→ **SUPPLIED DATA**:
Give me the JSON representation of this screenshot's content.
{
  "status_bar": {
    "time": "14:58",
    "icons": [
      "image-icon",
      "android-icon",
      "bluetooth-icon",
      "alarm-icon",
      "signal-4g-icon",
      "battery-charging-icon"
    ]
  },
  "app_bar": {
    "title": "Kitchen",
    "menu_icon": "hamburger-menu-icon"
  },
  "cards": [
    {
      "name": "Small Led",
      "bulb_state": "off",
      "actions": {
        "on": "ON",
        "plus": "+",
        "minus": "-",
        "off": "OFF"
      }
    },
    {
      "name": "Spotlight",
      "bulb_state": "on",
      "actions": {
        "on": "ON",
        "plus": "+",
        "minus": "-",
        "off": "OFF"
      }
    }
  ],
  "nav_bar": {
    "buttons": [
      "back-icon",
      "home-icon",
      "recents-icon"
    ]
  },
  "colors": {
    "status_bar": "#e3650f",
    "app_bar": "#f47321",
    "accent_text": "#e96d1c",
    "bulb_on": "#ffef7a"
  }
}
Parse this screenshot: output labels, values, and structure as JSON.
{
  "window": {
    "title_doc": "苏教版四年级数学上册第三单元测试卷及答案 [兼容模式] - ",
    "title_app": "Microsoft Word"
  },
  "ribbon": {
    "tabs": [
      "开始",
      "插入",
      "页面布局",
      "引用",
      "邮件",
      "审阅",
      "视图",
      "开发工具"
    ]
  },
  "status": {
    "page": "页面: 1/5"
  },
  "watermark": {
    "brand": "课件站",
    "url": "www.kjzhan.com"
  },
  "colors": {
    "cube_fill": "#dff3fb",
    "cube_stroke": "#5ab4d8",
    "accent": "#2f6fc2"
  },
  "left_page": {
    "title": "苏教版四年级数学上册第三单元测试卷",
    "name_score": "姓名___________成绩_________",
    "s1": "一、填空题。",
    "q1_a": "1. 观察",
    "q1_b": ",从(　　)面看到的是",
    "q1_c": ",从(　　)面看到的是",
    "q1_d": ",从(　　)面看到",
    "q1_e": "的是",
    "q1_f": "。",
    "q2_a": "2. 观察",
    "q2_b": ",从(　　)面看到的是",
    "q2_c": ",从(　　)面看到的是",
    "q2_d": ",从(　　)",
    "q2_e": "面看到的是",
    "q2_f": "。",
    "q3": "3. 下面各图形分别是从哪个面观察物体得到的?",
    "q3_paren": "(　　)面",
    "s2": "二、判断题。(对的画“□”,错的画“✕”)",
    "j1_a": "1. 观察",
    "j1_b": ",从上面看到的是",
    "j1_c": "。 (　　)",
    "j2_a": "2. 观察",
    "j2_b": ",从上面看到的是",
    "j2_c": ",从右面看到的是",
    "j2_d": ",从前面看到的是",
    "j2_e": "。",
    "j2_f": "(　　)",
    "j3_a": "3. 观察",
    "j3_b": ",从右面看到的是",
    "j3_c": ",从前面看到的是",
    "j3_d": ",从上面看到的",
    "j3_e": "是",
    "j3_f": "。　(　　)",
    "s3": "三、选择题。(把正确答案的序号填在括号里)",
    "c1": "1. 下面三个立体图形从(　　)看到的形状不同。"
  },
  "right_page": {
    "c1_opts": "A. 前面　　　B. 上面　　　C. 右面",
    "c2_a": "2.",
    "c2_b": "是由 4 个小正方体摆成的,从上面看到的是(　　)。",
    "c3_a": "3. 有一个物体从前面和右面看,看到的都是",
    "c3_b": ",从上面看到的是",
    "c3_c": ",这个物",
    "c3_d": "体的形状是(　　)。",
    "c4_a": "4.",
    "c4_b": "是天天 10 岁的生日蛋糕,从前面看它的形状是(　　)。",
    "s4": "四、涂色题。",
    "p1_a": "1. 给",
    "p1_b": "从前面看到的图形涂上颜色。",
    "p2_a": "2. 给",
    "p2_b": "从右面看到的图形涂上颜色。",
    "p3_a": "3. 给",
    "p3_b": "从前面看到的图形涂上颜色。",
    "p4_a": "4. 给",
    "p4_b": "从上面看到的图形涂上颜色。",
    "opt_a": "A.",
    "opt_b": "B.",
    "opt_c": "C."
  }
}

→ **EXERCISE BRIEF**: Every line of the data above should be reproduced word for word.

→ **REPLY TO THE TASK**:
Give me the JSON representation of this screenshot's content.
{
  "status_bar": {
    "time": "14:58",
    "icons": [
      "image-icon",
      "android-icon",
      "bluetooth-icon",
      "alarm-icon",
      "signal-4g-icon",
      "battery-charging-icon"
    ]
  },
  "app_bar": {
    "title": "Kitchen",
    "menu_icon": "hamburger-menu-icon"
  },
  "cards": [
    {
      "name": "Small Led",
      "bulb_state": "off",
      "actions": {
        "on": "ON",
        "plus": "+",
        "minus": "-",
        "off": "OFF"
      }
    },
    {
      "name": "Spotlight",
      "bulb_state": "on",
      "actions": {
        "on": "ON",
        "plus": "+",
        "minus": "-",
        "off": "OFF"
      }
    }
  ],
  "nav_bar": {
    "buttons": [
      "back-icon",
      "home-icon",
      "recents-icon"
    ]
  },
  "colors": {
    "status_bar": "#e3650f",
    "app_bar": "#f47321",
    "accent_text": "#e96d1c",
    "bulb_on": "#ffef7a"
  }
}
Parse this screenshot: output labels, values, and structure as JSON.
{
  "window": {
    "title_doc": "苏教版四年级数学上册第三单元测试卷及答案 [兼容模式] - ",
    "title_app": "Microsoft Word"
  },
  "ribbon": {
    "tabs": [
      "开始",
      "插入",
      "页面布局",
      "引用",
      "邮件",
      "审阅",
      "视图",
      "开发工具"
    ]
  },
  "status": {
    "page": "页面: 1/5"
  },
  "watermark": {
    "brand": "课件站",
    "url": "www.kjzhan.com"
  },
  "colors": {
    "cube_fill": "#dff3fb",
    "cube_stroke": "#5ab4d8",
    "accent": "#2f6fc2"
  },
  "left_page": {
    "title": "苏教版四年级数学上册第三单元测试卷",
    "name_score": "姓名___________成绩_________",
    "s1": "一、填空题。",
    "q1_a": "1. 观察",
    "q1_b": ",从(　　)面看到的是",
    "q1_c": ",从(　　)面看到的是",
    "q1_d": ",从(　　)面看到",
    "q1_e": "的是",
    "q1_f": "。",
    "q2_a": "2. 观察",
    "q2_b": ",从(　　)面看到的是",
    "q2_c": ",从(　　)面看到的是",
    "q2_d": ",从(　　)",
    "q2_e": "面看到的是",
    "q2_f": "。",
    "q3": "3. 下面各图形分别是从哪个面观察物体得到的?",
    "q3_paren": "(　　)面",
    "s2": "二、判断题。(对的画“□”,错的画“✕”)",
    "j1_a": "1. 观察",
    "j1_b": ",从上面看到的是",
    "j1_c": "。 (　　)",
    "j2_a": "2. 观察",
    "j2_b": ",从上面看到的是",
    "j2_c": ",从右面看到的是",
    "j2_d": ",从前面看到的是",
    "j2_e": "。",
    "j2_f": "(　　)",
    "j3_a": "3. 观察",
    "j3_b": ",从右面看到的是",
    "j3_c": ",从前面看到的是",
    "j3_d": ",从上面看到的",
    "j3_e": "是",
    "j3_f": "。　(　　)",
    "s3": "三、选择题。(把正确答案的序号填在括号里)",
    "c1": "1. 下面三个立体图形从(　　)看到的形状不同。"
  },
  "right_page": {
    "c1_opts": "A. 前面　　　B. 上面　　　C. 右面",
    "c2_a": "2.",
    "c2_b": "是由 4 个小正方体摆成的,从上面看到的是(　　)。",
    "c3_a": "3. 有一个物体从前面和右面看,看到的都是",
    "c3_b": ",从上面看到的是",
    "c3_c": ",这个物",
    "c3_d": "体的形状是(　　)。",
    "c4_a": "4.",
    "c4_b": "是天天 10 岁的生日蛋糕,从前面看它的形状是(　　)。",
    "s4": "四、涂色题。",
    "p1_a": "1. 给",
    "p1_b": "从前面看到的图形涂上颜色。",
    "p2_a": "2. 给",
    "p2_b": "从右面看到的图形涂上颜色。",
    "p3_a": "3. 给",
    "p3_b": "从前面看到的图形涂上颜色。",
    "p4_a": "4. 给",
    "p4_b": "从上面看到的图形涂上颜色。",
    "opt_a": "A.",
    "opt_b": "B.",
    "opt_c": "C."
  }
}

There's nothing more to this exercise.